• _CHALLENGE_
Give the number of lines that contain the string "this", please, and nothing else.

▶

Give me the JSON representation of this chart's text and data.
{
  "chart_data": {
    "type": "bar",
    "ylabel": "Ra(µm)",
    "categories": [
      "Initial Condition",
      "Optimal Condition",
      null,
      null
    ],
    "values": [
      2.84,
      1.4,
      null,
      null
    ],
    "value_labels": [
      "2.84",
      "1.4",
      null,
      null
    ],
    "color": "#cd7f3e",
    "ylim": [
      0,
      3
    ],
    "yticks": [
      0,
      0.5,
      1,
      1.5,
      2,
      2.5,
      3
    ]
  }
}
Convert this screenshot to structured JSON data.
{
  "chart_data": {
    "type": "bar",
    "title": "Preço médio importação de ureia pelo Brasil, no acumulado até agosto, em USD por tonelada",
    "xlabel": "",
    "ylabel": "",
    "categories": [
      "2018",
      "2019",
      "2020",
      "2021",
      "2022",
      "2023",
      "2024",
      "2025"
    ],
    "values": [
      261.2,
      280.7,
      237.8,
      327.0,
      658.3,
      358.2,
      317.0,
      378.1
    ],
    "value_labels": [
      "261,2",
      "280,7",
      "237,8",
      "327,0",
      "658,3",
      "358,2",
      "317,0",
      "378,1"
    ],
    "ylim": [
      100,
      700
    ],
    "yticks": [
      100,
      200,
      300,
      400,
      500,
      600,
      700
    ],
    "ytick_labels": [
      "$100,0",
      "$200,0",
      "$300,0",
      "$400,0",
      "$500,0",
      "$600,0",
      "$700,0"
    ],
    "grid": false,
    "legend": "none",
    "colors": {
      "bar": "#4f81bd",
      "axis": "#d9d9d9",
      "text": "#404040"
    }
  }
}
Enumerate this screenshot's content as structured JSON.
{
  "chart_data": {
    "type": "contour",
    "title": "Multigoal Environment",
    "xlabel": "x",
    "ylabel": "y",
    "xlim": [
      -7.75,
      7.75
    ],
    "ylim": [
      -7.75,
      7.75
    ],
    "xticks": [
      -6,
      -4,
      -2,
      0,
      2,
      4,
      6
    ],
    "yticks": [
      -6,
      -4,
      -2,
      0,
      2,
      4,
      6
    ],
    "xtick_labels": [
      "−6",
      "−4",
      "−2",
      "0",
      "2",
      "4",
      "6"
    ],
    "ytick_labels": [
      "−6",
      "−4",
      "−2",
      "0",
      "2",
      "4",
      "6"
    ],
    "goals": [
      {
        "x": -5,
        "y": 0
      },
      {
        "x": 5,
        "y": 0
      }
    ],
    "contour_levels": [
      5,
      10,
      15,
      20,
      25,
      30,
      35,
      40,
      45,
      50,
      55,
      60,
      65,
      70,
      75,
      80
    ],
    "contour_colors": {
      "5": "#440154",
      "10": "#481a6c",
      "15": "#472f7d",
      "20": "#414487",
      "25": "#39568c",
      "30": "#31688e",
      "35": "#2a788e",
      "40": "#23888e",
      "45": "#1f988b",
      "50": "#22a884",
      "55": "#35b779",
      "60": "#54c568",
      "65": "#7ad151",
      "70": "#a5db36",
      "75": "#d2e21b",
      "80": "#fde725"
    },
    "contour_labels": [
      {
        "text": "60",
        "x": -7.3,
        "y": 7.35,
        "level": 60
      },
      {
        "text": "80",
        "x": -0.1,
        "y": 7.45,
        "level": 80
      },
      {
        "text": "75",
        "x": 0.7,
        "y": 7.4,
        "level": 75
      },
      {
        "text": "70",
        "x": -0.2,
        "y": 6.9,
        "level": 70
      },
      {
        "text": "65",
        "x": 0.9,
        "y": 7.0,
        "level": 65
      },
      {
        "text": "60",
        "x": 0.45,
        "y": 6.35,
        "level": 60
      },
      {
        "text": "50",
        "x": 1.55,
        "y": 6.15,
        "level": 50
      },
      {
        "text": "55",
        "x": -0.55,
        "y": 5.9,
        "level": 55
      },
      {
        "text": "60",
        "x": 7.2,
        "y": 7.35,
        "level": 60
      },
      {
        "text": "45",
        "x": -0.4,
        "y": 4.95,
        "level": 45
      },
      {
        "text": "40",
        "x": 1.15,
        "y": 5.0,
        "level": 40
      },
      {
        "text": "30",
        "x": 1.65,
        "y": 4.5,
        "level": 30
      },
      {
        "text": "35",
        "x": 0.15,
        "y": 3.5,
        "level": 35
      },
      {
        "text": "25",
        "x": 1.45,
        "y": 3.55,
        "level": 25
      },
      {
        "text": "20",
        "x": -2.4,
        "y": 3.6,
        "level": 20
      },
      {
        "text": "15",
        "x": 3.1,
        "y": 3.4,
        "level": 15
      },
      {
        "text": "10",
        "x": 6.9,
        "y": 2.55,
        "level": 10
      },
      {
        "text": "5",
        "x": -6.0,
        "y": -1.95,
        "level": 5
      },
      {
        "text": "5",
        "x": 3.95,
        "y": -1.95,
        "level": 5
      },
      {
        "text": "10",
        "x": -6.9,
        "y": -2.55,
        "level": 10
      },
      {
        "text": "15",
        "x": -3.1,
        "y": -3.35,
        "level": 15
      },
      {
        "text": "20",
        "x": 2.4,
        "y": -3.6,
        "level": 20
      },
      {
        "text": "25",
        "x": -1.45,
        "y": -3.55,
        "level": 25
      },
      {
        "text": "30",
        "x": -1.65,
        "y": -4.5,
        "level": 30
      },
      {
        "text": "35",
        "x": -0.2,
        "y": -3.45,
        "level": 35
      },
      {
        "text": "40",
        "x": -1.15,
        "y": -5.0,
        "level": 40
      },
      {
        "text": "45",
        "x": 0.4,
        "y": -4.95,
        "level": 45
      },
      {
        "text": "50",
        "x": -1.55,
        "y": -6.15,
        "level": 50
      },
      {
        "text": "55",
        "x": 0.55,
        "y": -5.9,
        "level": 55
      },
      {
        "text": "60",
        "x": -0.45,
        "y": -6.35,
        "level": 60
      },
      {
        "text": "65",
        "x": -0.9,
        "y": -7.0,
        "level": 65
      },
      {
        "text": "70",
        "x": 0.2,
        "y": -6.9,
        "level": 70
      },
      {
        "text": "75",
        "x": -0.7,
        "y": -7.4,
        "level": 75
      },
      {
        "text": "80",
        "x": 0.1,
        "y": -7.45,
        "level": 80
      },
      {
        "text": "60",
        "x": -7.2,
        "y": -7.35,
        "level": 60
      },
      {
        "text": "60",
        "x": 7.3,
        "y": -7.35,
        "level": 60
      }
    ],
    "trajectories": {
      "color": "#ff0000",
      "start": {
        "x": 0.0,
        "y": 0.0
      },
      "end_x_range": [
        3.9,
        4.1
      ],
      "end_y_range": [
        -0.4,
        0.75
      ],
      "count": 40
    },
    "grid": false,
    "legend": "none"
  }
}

◀

• _RESPONSE BELOW_
3